[A run of records]

·····

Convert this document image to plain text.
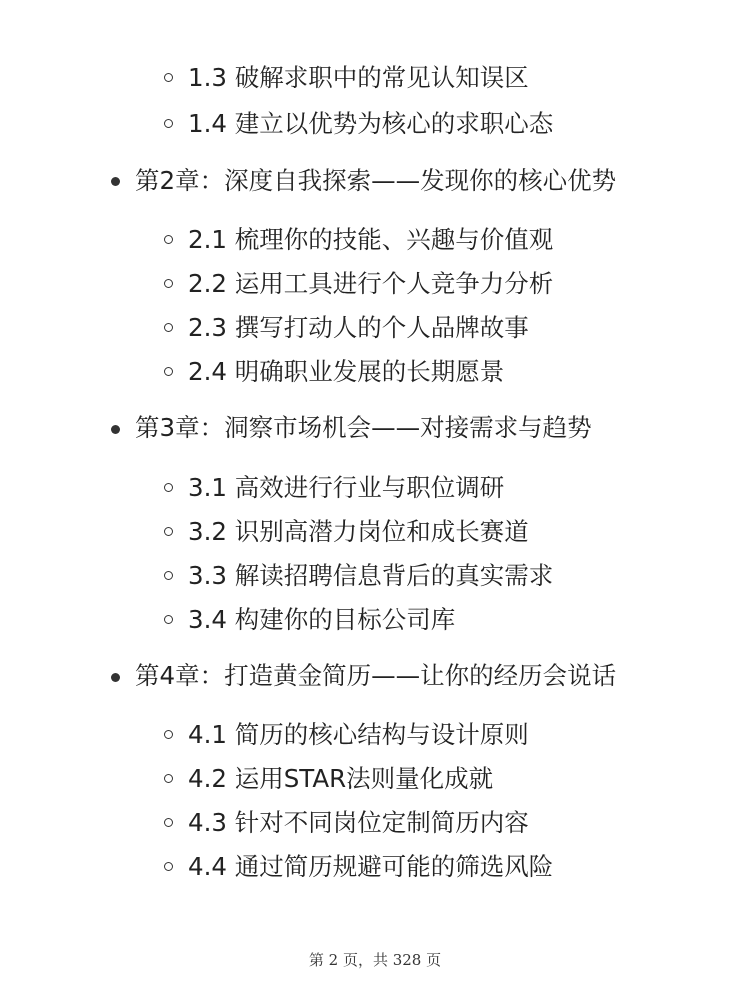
1.3 破解求职中的常见认知误区
1.4 建立以优势为核心的求职心态
第2章：深度自我探索——发现你的核心优势
2.1 梳理你的技能、兴趣与价值观
2.2 运用工具进行个人竞争力分析
2.3 撰写打动人的个人品牌故事
2.4 明确职业发展的长期愿景
第3章：洞察市场机会——对接需求与趋势
3.1 高效进行行业与职位调研
3.2 识别高潜力岗位和成长赛道
3.3 解读招聘信息背后的真实需求
3.4 构建你的目标公司库
第4章：打造黄金简历——让你的经历会说话
4.1 简历的核心结构与设计原则
4.2 运用STAR法则量化成就
4.3 针对不同岗位定制简历内容
4.4 通过简历规避可能的筛选风险
第 2 页，共 328 页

·····

## Do this
The records shown above are to be repeated exactly, with the pictures left out.

## Solution
Convert this document image to plain text.
1.3 破解求职中的常见认知误区
1.4 建立以优势为核心的求职心态
第2章：深度自我探索——发现你的核心优势
2.1 梳理你的技能、兴趣与价值观
2.2 运用工具进行个人竞争力分析
2.3 撰写打动人的个人品牌故事
2.4 明确职业发展的长期愿景
第3章：洞察市场机会——对接需求与趋势
3.1 高效进行行业与职位调研
3.2 识别高潜力岗位和成长赛道
3.3 解读招聘信息背后的真实需求
3.4 构建你的目标公司库
第4章：打造黄金简历——让你的经历会说话
4.1 简历的核心结构与设计原则
4.2 运用STAR法则量化成就
4.3 针对不同岗位定制简历内容
4.4 通过简历规避可能的筛选风险
第 2 页，共 328 页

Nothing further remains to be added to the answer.